Working data:
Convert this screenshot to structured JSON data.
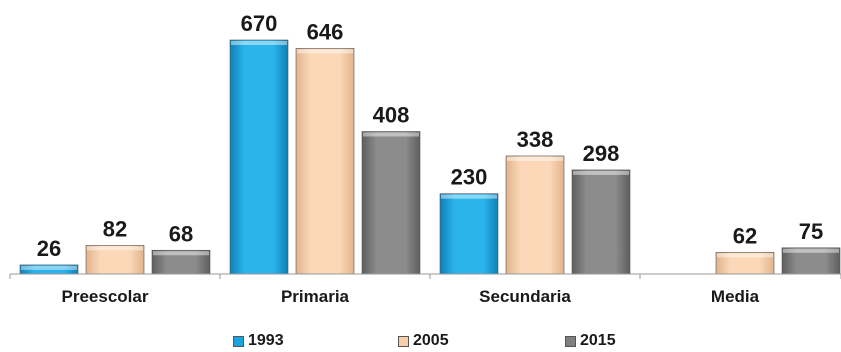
{
  "chart_data": {
    "type": "bar",
    "categories": [
      "Preescolar",
      "Primaria",
      "Secundaria",
      "Media"
    ],
    "series": [
      {
        "name": "1993",
        "color": "#1aa3dc",
        "values": [
          26,
          670,
          230,
          null
        ]
      },
      {
        "name": "2005",
        "color": "#f9cfab",
        "values": [
          82,
          646,
          338,
          62
        ]
      },
      {
        "name": "2015",
        "color": "#7f7f7f",
        "values": [
          68,
          408,
          298,
          75
        ]
      }
    ],
    "value_labels": [
      [
        "26",
        "670",
        "230",
        ""
      ],
      [
        "82",
        "646",
        "338",
        "62"
      ],
      [
        "68",
        "408",
        "298",
        "75"
      ]
    ],
    "title": "",
    "xlabel": "",
    "ylabel": "",
    "ylim": [
      0,
      700
    ],
    "grid": false,
    "legend_position": "bottom"
  }
}
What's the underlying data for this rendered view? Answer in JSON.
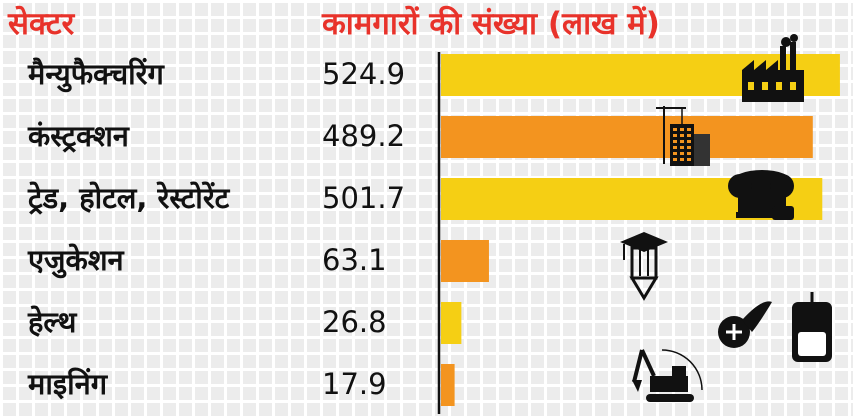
{
  "headers": {
    "sector": "सेक्टर",
    "count": "कामगारों की संख्या (लाख में)"
  },
  "colors": {
    "header": "#e8322a",
    "yellow": "#f5cf14",
    "orange": "#f3941f",
    "axis": "#111111"
  },
  "chart_data": {
    "type": "bar",
    "orientation": "horizontal",
    "categories": [
      "मैन्युफैक्चरिंग",
      "कंस्ट्रक्शन",
      "ट्रेड, होटल, रेस्टोरेंट",
      "एजुकेशन",
      "हेल्थ",
      "माइनिंग"
    ],
    "values": [
      524.9,
      489.2,
      501.7,
      63.1,
      26.8,
      17.9
    ],
    "value_labels": [
      "524.9",
      "489.2",
      "501.7",
      "63.1",
      "26.8",
      "17.9"
    ],
    "bar_colors": [
      "#f5cf14",
      "#f3941f",
      "#f5cf14",
      "#f3941f",
      "#f5cf14",
      "#f3941f"
    ],
    "icons": [
      "factory-icon",
      "building-crane-icon",
      "chef-hat-icon",
      "graduation-pencil-icon",
      "medical-hand-iv-icon",
      "excavator-icon"
    ],
    "title": "",
    "xlabel": "",
    "ylabel": ""
  }
}
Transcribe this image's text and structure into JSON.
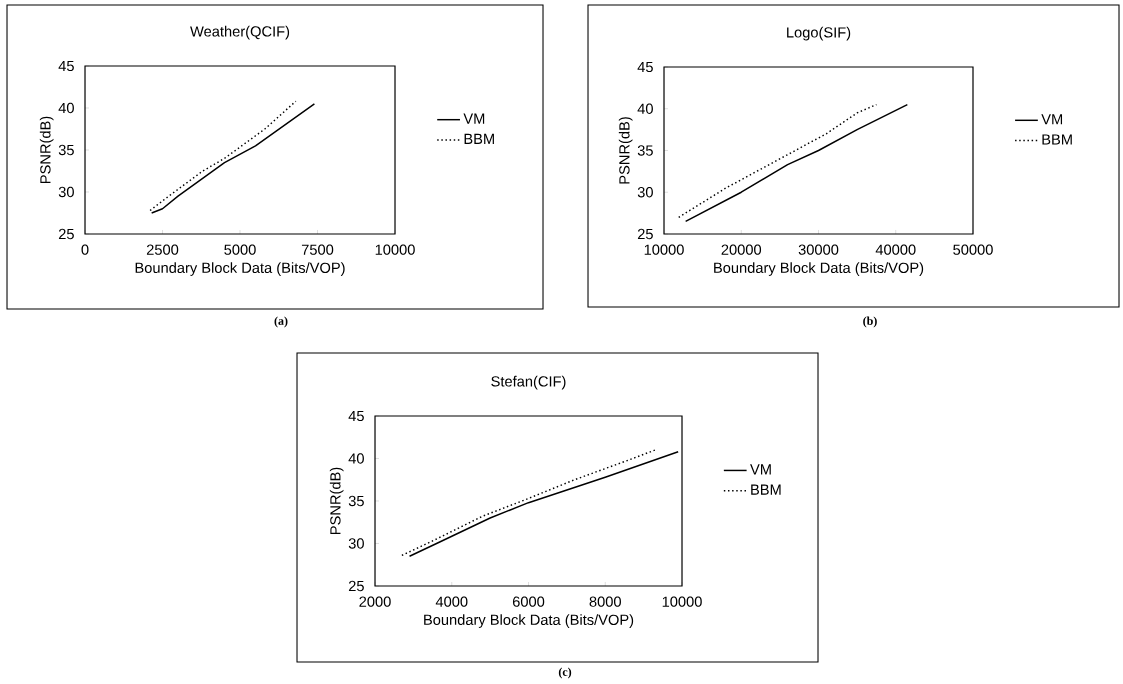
{
  "chart_data": [
    {
      "type": "line",
      "title": "Weather(QCIF)",
      "xlabel": "Boundary Block Data (Bits/VOP)",
      "ylabel": "PSNR(dB)",
      "xlim": [
        0,
        10000
      ],
      "ylim": [
        25,
        45
      ],
      "xticks": [
        0,
        2500,
        5000,
        7500,
        10000
      ],
      "yticks": [
        25,
        30,
        35,
        40,
        45
      ],
      "legend": "right",
      "annotations": [
        "(a)"
      ],
      "series": [
        {
          "name": "VM",
          "color": "#000000",
          "line_style": "solid",
          "x": [
            2150,
            2500,
            3000,
            4500,
            5500,
            7400
          ],
          "values": [
            27.5,
            28,
            29.5,
            33.5,
            35.5,
            40.5
          ]
        },
        {
          "name": "BBM",
          "color": "#000000",
          "line_style": "dotted",
          "x": [
            2100,
            2700,
            3800,
            4500,
            5800,
            6800
          ],
          "values": [
            27.8,
            29.5,
            32.5,
            34,
            37.5,
            40.8
          ]
        }
      ]
    },
    {
      "type": "line",
      "title": "Logo(SIF)",
      "xlabel": "Boundary Block Data (Bits/VOP)",
      "ylabel": "PSNR(dB)",
      "xlim": [
        10000,
        50000
      ],
      "ylim": [
        25,
        45
      ],
      "xticks": [
        10000,
        20000,
        30000,
        40000,
        50000
      ],
      "yticks": [
        25,
        30,
        35,
        40,
        45
      ],
      "legend": "right",
      "annotations": [
        "(b)"
      ],
      "series": [
        {
          "name": "VM",
          "color": "#000000",
          "line_style": "solid",
          "x": [
            12800,
            20000,
            26000,
            30000,
            35000,
            41500
          ],
          "values": [
            26.5,
            30,
            33.3,
            35,
            37.5,
            40.5
          ]
        },
        {
          "name": "BBM",
          "color": "#000000",
          "line_style": "dotted",
          "x": [
            11900,
            18000,
            23000,
            27000,
            31000,
            35000,
            37500
          ],
          "values": [
            27,
            30.5,
            33,
            35,
            37,
            39.5,
            40.5
          ]
        }
      ]
    },
    {
      "type": "line",
      "title": "Stefan(CIF)",
      "xlabel": "Boundary Block Data (Bits/VOP)",
      "ylabel": "PSNR(dB)",
      "xlim": [
        2000,
        10000
      ],
      "ylim": [
        25,
        45
      ],
      "xticks": [
        2000,
        4000,
        6000,
        8000,
        10000
      ],
      "yticks": [
        25,
        30,
        35,
        40,
        45
      ],
      "legend": "right",
      "annotations": [
        "(c)"
      ],
      "series": [
        {
          "name": "VM",
          "color": "#000000",
          "line_style": "solid",
          "x": [
            2900,
            3700,
            5000,
            6000,
            8000,
            9900
          ],
          "values": [
            28.5,
            30.2,
            33,
            34.8,
            37.8,
            40.8
          ]
        },
        {
          "name": "BBM",
          "color": "#000000",
          "line_style": "dotted",
          "x": [
            2700,
            3500,
            4800,
            6000,
            7200,
            8600,
            9300
          ],
          "values": [
            28.6,
            30.3,
            33.2,
            35.3,
            37.5,
            39.8,
            41
          ]
        }
      ]
    }
  ]
}
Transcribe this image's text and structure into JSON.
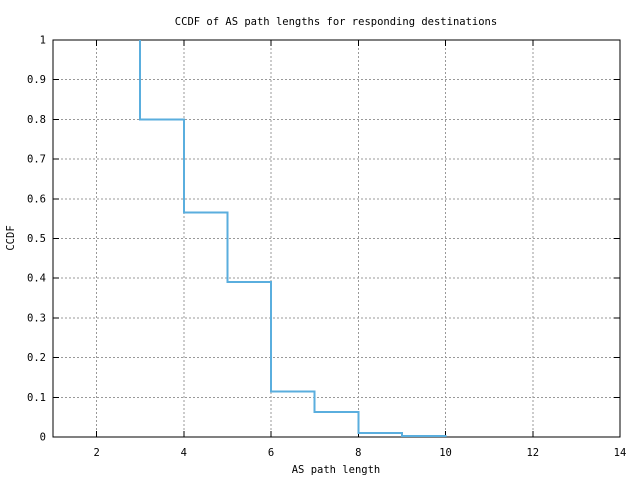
{
  "chart_data": {
    "type": "line",
    "subtype": "step-ccdf",
    "title": "CCDF of AS path lengths for responding destinations",
    "xlabel": "AS path length",
    "ylabel": "CCDF",
    "xlim": [
      1,
      14
    ],
    "ylim": [
      0,
      1
    ],
    "xticks": [
      2,
      4,
      6,
      8,
      10,
      12,
      14
    ],
    "xtick_labels": [
      "2",
      "4",
      "6",
      "8",
      "10",
      "12",
      "14"
    ],
    "yticks": [
      0,
      0.1,
      0.2,
      0.3,
      0.4,
      0.5,
      0.6,
      0.7,
      0.8,
      0.9,
      1
    ],
    "ytick_labels": [
      "0",
      "0.1",
      "0.2",
      "0.3",
      "0.4",
      "0.5",
      "0.6",
      "0.7",
      "0.8",
      "0.9",
      "1"
    ],
    "grid_x": [
      2,
      4,
      6,
      8,
      10,
      12
    ],
    "grid_y": [
      0.1,
      0.2,
      0.3,
      0.4,
      0.5,
      0.6,
      0.7,
      0.8,
      0.9
    ],
    "grid": "dashed",
    "legend": "none",
    "start_point": {
      "x": 3,
      "y": 1.0
    },
    "step_x": [
      3,
      4,
      5,
      6,
      7,
      8,
      9,
      10
    ],
    "step_y": [
      0.8,
      0.565,
      0.39,
      0.115,
      0.063,
      0.01,
      0.0025,
      0
    ],
    "colors": {
      "line": "#5aaede",
      "grid": "#999999",
      "border": "#000000",
      "text": "#000000",
      "background": "#ffffff"
    }
  }
}
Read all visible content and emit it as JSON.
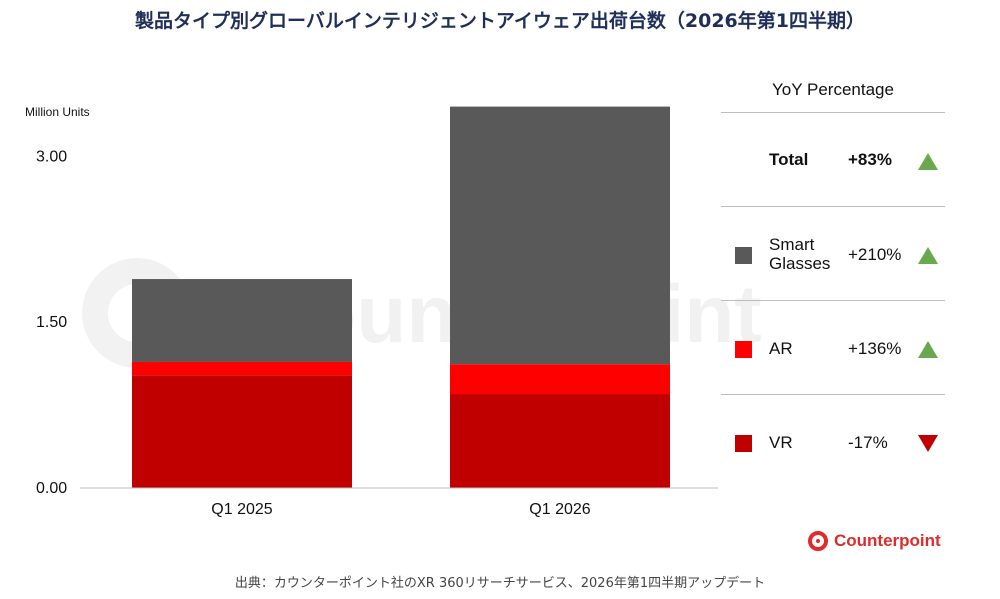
{
  "title": "製品タイプ別グローバルインテリジェントアイウェア出荷台数（2026年第1四半期）",
  "source": "出典：カウンターポイント社のXR 360リサーチサービス、2026年第1四半期アップデート",
  "watermark": "Counterpoint",
  "logo": {
    "text": "Counterpoint",
    "icon": "counterpoint-logo-icon"
  },
  "colors": {
    "smart_glasses": "#595959",
    "ar": "#ff0000",
    "vr": "#c00000",
    "up": "#6aa84f",
    "down": "#c00000",
    "title": "#1f2f5a"
  },
  "chart_data": {
    "type": "bar",
    "stacked": true,
    "ylabel": "Million Units",
    "ylim": [
      0,
      3.6
    ],
    "yticks": [
      "0.00",
      "1.50",
      "3.00"
    ],
    "ytick_values": [
      0,
      1.5,
      3.0
    ],
    "categories": [
      "Q1 2025",
      "Q1 2026"
    ],
    "series": [
      {
        "name": "VR",
        "values": [
          1.02,
          0.85
        ]
      },
      {
        "name": "AR",
        "values": [
          0.12,
          0.27
        ]
      },
      {
        "name": "Smart Glasses",
        "values": [
          0.75,
          2.33
        ]
      }
    ],
    "grid": false
  },
  "yoy": {
    "header": "YoY Percentage",
    "rows": [
      {
        "label": "Total",
        "pct": "+83%",
        "direction": "up"
      },
      {
        "label": "Smart\nGlasses",
        "pct": "+210%",
        "direction": "up"
      },
      {
        "label": "AR",
        "pct": "+136%",
        "direction": "up"
      },
      {
        "label": "VR",
        "pct": "-17%",
        "direction": "down"
      }
    ]
  }
}
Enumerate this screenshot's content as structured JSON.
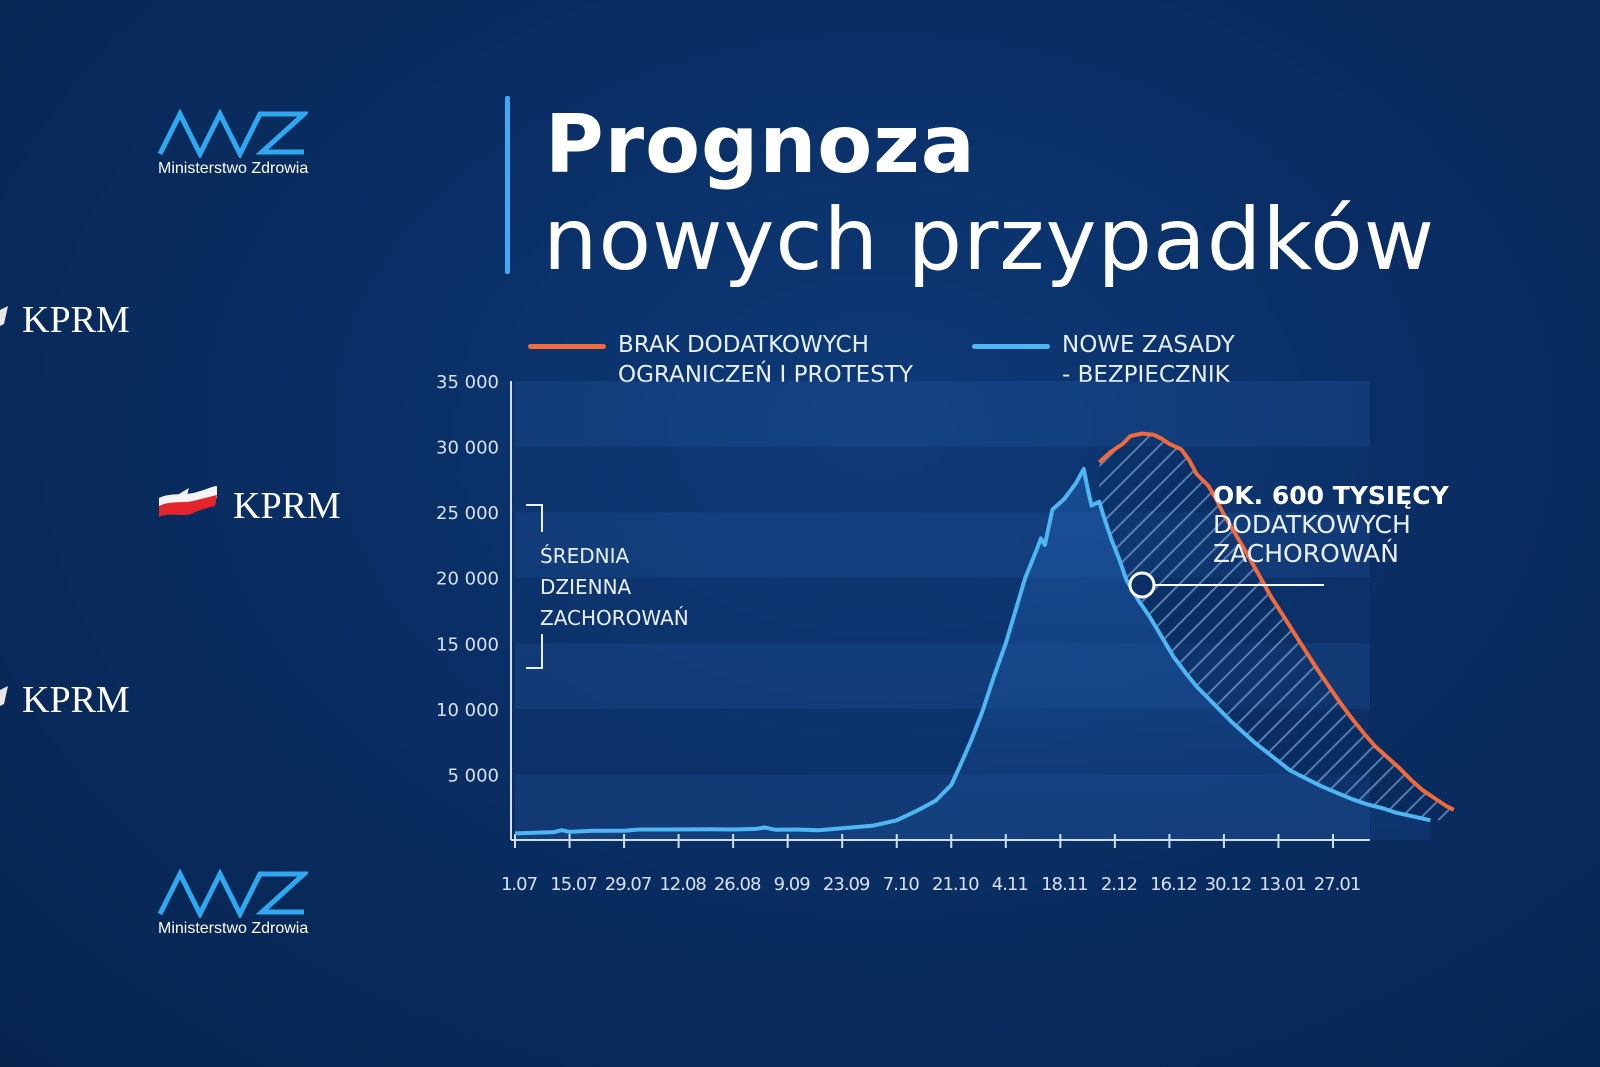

Goal: Pull every line containing the word "content" out of the material.

Reply:
Read all visible content and emit it as JSON.
Enumerate this screenshot's content as structured JSON.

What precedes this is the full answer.